## Exercise prompt
Please quote every line word for word.

## Data for the task
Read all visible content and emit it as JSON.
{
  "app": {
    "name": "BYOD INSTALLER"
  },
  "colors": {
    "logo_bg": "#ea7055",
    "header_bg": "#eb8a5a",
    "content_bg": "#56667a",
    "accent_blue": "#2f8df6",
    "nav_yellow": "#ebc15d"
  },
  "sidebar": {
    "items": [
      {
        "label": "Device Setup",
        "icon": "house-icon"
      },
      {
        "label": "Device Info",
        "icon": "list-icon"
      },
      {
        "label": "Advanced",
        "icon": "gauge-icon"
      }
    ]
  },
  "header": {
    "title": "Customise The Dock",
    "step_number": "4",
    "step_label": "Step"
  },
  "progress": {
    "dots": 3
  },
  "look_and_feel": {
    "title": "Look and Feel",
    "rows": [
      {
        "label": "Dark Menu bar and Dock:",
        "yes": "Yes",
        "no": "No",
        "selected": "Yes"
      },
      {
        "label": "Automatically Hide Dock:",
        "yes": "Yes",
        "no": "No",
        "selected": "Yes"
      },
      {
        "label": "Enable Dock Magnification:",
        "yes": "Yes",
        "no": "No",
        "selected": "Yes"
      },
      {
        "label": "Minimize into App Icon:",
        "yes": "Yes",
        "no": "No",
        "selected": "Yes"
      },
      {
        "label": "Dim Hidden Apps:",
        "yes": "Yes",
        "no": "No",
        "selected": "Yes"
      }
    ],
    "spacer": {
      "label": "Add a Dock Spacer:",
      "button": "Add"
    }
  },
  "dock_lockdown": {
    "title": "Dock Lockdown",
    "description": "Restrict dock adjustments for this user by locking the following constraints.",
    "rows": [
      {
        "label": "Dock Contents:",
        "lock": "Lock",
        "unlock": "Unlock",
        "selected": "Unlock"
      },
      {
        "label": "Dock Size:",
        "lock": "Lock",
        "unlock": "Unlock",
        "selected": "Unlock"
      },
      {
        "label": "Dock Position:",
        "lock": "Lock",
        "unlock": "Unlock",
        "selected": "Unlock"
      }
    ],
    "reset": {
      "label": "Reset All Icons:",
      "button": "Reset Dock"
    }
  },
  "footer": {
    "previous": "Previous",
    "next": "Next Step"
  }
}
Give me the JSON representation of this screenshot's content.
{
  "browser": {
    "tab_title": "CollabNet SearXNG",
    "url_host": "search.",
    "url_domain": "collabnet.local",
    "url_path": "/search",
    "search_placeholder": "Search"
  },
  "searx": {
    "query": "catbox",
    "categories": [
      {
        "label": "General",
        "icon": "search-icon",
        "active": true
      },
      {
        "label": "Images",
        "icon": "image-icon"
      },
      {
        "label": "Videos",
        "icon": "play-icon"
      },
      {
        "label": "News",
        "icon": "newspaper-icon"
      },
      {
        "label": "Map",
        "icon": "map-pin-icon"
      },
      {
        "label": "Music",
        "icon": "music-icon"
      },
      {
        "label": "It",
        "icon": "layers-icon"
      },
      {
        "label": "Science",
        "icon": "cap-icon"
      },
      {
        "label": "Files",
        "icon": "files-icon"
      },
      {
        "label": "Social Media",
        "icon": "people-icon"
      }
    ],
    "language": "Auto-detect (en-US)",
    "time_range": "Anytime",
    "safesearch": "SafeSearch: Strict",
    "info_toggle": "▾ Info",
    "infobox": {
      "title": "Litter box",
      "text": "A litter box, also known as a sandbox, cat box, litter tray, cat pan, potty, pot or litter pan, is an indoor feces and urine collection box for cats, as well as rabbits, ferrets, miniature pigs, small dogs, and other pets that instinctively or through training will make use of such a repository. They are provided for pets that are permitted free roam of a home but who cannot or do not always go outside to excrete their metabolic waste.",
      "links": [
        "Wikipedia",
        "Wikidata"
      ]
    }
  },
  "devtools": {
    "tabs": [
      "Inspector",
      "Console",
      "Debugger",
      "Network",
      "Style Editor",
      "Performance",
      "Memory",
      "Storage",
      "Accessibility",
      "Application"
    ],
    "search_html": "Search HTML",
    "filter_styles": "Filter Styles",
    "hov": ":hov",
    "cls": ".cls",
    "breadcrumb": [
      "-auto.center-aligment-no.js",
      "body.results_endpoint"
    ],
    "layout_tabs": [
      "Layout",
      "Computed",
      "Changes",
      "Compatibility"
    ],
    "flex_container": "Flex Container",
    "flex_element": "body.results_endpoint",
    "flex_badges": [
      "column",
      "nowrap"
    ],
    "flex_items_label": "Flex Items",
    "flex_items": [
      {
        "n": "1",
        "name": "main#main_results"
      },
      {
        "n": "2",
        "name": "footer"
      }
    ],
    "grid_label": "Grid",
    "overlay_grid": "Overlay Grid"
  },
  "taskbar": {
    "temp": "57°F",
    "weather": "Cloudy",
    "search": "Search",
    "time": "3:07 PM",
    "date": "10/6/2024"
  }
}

## Solution for this problem
Read all visible content and emit it as JSON.
{
  "app": {
    "name": "BYOD INSTALLER"
  },
  "colors": {
    "logo_bg": "#ea7055",
    "header_bg": "#eb8a5a",
    "content_bg": "#56667a",
    "accent_blue": "#2f8df6",
    "nav_yellow": "#ebc15d"
  },
  "sidebar": {
    "items": [
      {
        "label": "Device Setup",
        "icon": "house-icon"
      },
      {
        "label": "Device Info",
        "icon": "list-icon"
      },
      {
        "label": "Advanced",
        "icon": "gauge-icon"
      }
    ]
  },
  "header": {
    "title": "Customise The Dock",
    "step_number": "4",
    "step_label": "Step"
  },
  "progress": {
    "dots": 3
  },
  "look_and_feel": {
    "title": "Look and Feel",
    "rows": [
      {
        "label": "Dark Menu bar and Dock:",
        "yes": "Yes",
        "no": "No",
        "selected": "Yes"
      },
      {
        "label": "Automatically Hide Dock:",
        "yes": "Yes",
        "no": "No",
        "selected": "Yes"
      },
      {
        "label": "Enable Dock Magnification:",
        "yes": "Yes",
        "no": "No",
        "selected": "Yes"
      },
      {
        "label": "Minimize into App Icon:",
        "yes": "Yes",
        "no": "No",
        "selected": "Yes"
      },
      {
        "label": "Dim Hidden Apps:",
        "yes": "Yes",
        "no": "No",
        "selected": "Yes"
      }
    ],
    "spacer": {
      "label": "Add a Dock Spacer:",
      "button": "Add"
    }
  },
  "dock_lockdown": {
    "title": "Dock Lockdown",
    "description": "Restrict dock adjustments for this user by locking the following constraints.",
    "rows": [
      {
        "label": "Dock Contents:",
        "lock": "Lock",
        "unlock": "Unlock",
        "selected": "Unlock"
      },
      {
        "label": "Dock Size:",
        "lock": "Lock",
        "unlock": "Unlock",
        "selected": "Unlock"
      },
      {
        "label": "Dock Position:",
        "lock": "Lock",
        "unlock": "Unlock",
        "selected": "Unlock"
      }
    ],
    "reset": {
      "label": "Reset All Icons:",
      "button": "Reset Dock"
    }
  },
  "footer": {
    "previous": "Previous",
    "next": "Next Step"
  }
}
Give me the JSON representation of this screenshot's content.
{
  "browser": {
    "tab_title": "CollabNet SearXNG",
    "url_host": "search.",
    "url_domain": "collabnet.local",
    "url_path": "/search",
    "search_placeholder": "Search"
  },
  "searx": {
    "query": "catbox",
    "categories": [
      {
        "label": "General",
        "icon": "search-icon",
        "active": true
      },
      {
        "label": "Images",
        "icon": "image-icon"
      },
      {
        "label": "Videos",
        "icon": "play-icon"
      },
      {
        "label": "News",
        "icon": "newspaper-icon"
      },
      {
        "label": "Map",
        "icon": "map-pin-icon"
      },
      {
        "label": "Music",
        "icon": "music-icon"
      },
      {
        "label": "It",
        "icon": "layers-icon"
      },
      {
        "label": "Science",
        "icon": "cap-icon"
      },
      {
        "label": "Files",
        "icon": "files-icon"
      },
      {
        "label": "Social Media",
        "icon": "people-icon"
      }
    ],
    "language": "Auto-detect (en-US)",
    "time_range": "Anytime",
    "safesearch": "SafeSearch: Strict",
    "info_toggle": "▾ Info",
    "infobox": {
      "title": "Litter box",
      "text": "A litter box, also known as a sandbox, cat box, litter tray, cat pan, potty, pot or litter pan, is an indoor feces and urine collection box for cats, as well as rabbits, ferrets, miniature pigs, small dogs, and other pets that instinctively or through training will make use of such a repository. They are provided for pets that are permitted free roam of a home but who cannot or do not always go outside to excrete their metabolic waste.",
      "links": [
        "Wikipedia",
        "Wikidata"
      ]
    }
  },
  "devtools": {
    "tabs": [
      "Inspector",
      "Console",
      "Debugger",
      "Network",
      "Style Editor",
      "Performance",
      "Memory",
      "Storage",
      "Accessibility",
      "Application"
    ],
    "search_html": "Search HTML",
    "filter_styles": "Filter Styles",
    "hov": ":hov",
    "cls": ".cls",
    "breadcrumb": [
      "-auto.center-aligment-no.js",
      "body.results_endpoint"
    ],
    "layout_tabs": [
      "Layout",
      "Computed",
      "Changes",
      "Compatibility"
    ],
    "flex_container": "Flex Container",
    "flex_element": "body.results_endpoint",
    "flex_badges": [
      "column",
      "nowrap"
    ],
    "flex_items_label": "Flex Items",
    "flex_items": [
      {
        "n": "1",
        "name": "main#main_results"
      },
      {
        "n": "2",
        "name": "footer"
      }
    ],
    "grid_label": "Grid",
    "overlay_grid": "Overlay Grid"
  },
  "taskbar": {
    "temp": "57°F",
    "weather": "Cloudy",
    "search": "Search",
    "time": "3:07 PM",
    "date": "10/6/2024"
  }
}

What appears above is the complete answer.